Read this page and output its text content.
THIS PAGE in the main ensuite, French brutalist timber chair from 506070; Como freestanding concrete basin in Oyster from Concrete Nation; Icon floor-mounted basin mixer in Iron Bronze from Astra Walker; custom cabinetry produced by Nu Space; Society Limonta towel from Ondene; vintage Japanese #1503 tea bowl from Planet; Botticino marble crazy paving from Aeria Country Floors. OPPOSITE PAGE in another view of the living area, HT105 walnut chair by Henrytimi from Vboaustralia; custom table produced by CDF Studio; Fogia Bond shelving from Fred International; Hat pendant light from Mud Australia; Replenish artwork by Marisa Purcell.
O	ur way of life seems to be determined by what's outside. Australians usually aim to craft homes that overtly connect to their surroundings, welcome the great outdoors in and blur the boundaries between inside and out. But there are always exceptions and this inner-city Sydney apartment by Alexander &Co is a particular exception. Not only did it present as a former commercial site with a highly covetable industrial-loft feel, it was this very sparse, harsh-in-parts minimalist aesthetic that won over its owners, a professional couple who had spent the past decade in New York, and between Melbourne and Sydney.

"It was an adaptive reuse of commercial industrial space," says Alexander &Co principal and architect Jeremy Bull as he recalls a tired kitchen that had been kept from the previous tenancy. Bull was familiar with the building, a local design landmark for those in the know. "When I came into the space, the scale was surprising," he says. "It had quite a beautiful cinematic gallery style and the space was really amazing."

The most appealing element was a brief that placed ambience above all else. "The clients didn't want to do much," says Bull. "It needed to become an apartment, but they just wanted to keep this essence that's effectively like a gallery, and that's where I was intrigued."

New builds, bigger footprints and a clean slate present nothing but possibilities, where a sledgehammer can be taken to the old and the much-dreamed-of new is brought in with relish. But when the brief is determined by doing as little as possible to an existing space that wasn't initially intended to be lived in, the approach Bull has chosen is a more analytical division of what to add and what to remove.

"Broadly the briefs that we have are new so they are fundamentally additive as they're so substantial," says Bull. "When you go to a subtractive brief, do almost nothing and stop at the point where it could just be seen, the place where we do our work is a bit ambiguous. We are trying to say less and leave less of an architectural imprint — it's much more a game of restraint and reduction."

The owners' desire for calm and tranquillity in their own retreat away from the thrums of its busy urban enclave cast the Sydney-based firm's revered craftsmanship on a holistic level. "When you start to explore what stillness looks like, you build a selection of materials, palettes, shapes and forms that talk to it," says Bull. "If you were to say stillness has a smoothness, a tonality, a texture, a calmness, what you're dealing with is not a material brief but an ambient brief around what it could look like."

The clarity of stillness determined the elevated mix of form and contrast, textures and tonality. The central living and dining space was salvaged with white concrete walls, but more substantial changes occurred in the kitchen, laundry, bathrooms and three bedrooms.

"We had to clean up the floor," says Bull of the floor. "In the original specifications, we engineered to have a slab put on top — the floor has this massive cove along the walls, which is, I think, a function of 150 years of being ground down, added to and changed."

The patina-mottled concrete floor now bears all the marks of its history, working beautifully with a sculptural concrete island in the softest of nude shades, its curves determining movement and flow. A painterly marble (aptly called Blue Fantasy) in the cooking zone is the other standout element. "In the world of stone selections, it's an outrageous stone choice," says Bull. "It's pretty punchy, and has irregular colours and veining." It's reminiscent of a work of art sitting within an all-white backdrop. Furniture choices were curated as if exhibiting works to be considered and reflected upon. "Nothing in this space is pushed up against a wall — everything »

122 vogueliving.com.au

^^^^^^^^^^^^^^^^

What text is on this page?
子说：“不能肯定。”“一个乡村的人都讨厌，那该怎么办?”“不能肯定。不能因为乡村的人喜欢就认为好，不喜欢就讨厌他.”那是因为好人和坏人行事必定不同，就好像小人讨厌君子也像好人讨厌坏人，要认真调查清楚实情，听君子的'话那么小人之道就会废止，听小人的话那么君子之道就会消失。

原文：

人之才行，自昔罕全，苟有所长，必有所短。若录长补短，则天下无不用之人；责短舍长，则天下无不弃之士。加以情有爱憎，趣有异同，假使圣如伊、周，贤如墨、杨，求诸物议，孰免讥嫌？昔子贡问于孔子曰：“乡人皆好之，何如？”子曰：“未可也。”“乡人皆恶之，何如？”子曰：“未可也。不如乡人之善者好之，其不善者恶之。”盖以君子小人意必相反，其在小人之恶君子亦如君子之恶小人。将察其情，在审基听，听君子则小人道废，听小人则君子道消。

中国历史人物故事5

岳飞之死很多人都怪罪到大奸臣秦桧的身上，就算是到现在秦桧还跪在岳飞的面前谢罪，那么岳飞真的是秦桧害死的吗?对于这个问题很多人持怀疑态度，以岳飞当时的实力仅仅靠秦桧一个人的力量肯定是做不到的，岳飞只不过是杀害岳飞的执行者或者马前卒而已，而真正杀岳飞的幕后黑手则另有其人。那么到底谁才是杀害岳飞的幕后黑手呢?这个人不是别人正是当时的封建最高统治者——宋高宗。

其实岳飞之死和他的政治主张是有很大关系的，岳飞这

^^^^^^^^^^^^^^^^

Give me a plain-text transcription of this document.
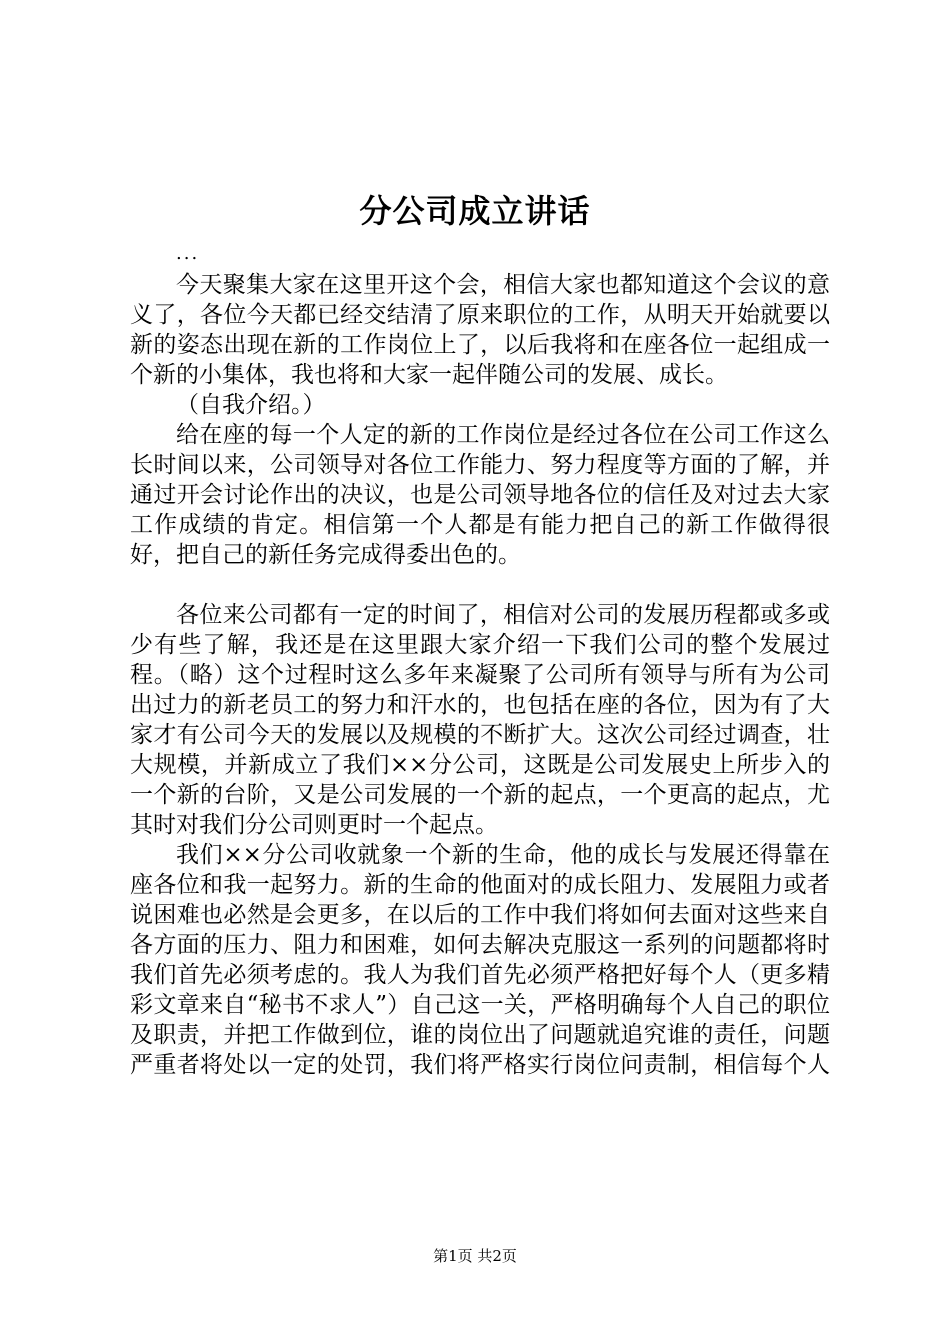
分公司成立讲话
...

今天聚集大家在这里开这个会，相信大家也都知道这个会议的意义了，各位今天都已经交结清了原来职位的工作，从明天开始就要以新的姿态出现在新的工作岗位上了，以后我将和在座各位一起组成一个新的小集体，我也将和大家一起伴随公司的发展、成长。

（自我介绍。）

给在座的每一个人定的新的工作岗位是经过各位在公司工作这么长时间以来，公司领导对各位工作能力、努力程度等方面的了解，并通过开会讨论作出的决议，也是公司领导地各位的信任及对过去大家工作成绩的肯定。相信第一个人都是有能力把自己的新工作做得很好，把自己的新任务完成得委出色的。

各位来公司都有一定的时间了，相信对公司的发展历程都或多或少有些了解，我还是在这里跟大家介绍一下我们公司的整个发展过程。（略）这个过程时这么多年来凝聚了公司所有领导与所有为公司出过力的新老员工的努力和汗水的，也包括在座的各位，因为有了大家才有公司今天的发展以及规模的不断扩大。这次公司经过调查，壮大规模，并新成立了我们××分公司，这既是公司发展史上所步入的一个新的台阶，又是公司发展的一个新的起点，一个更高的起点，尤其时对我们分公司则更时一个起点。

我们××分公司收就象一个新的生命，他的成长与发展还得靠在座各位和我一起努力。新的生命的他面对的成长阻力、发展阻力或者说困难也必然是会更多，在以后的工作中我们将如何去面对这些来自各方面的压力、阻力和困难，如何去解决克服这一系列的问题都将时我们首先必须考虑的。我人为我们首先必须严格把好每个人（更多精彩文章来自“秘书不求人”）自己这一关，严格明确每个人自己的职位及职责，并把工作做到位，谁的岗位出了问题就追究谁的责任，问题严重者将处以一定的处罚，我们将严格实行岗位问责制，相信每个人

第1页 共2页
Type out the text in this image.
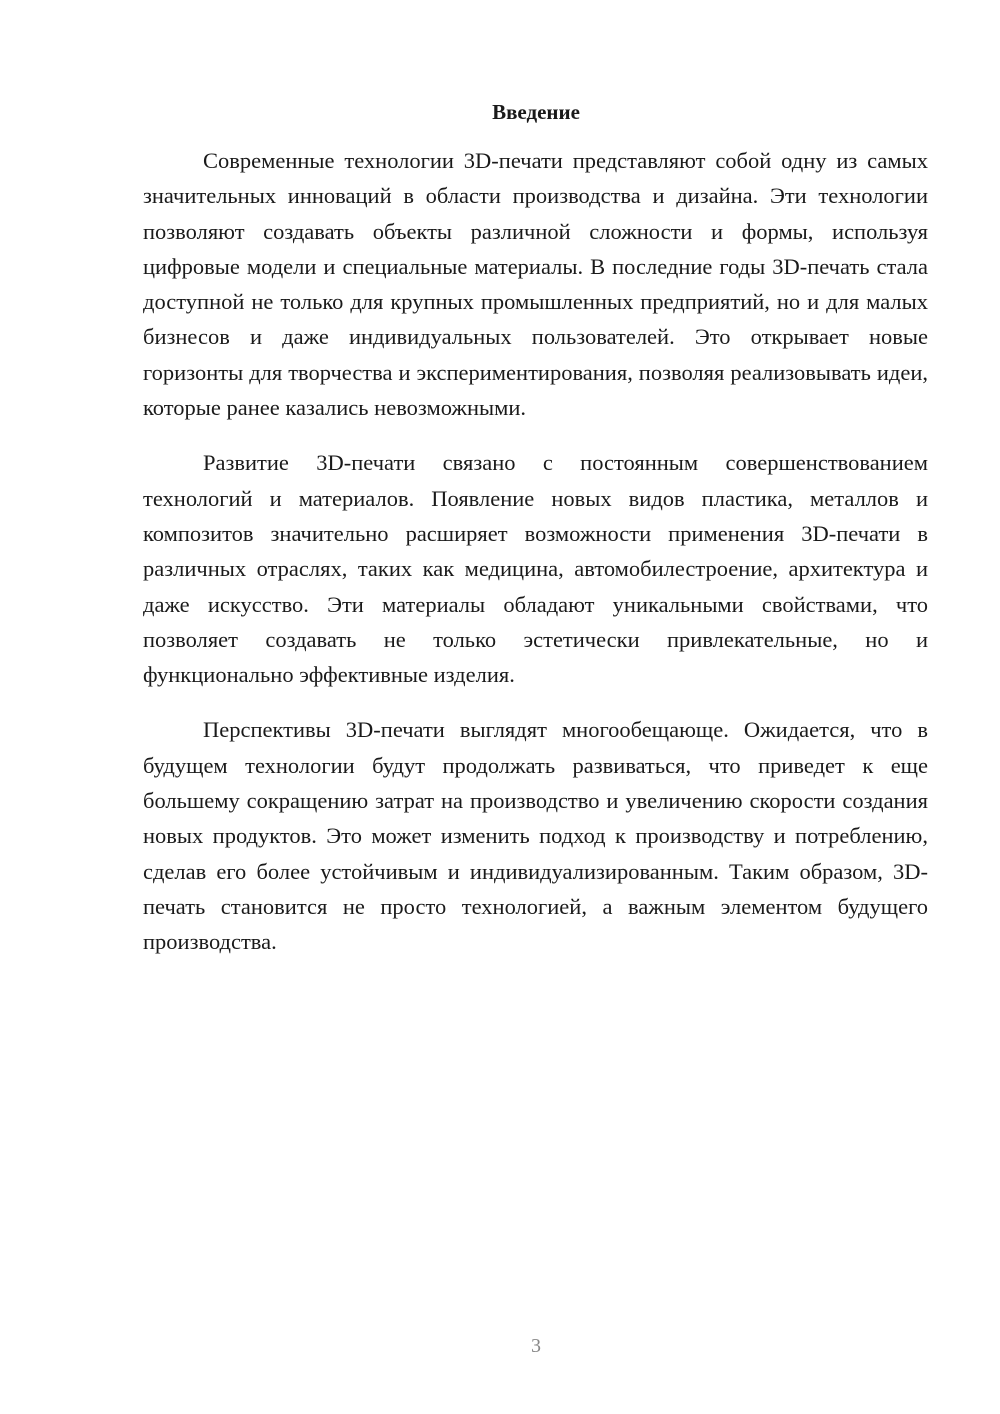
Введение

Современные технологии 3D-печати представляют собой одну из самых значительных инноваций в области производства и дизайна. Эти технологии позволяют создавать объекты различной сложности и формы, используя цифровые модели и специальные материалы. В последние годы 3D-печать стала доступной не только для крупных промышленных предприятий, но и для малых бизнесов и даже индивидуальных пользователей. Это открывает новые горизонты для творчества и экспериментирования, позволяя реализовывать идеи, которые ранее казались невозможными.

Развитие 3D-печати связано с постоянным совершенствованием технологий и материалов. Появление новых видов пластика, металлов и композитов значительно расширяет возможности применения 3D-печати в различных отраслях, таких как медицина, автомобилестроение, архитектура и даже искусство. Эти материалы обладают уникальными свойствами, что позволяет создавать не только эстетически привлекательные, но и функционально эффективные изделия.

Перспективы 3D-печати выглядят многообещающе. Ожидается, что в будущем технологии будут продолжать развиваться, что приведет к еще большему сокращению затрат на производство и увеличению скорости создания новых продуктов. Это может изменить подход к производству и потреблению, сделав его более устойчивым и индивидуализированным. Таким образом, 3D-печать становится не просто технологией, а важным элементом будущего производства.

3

^^^^^^^^^^^^^^^^

- WHAT IS REQUIRED -
Which lines contain "walls"? Copy each of them.

- COMPLETE RESPONSE -
The clarity of stillness determined the elevated mix of form and contrast, textures and tonality. The central living and dining space was salvaged with white concrete walls, but more substantial changes occurred in the kitchen, laundry, bathrooms and three bedrooms.
"We had to clean up the floor," says Bull of the floor. "In the original specifications, we engineered to have a slab put on top — the floor has this massive cove along the walls, which is, I think, a function of 150 years of being ground down, added to and changed."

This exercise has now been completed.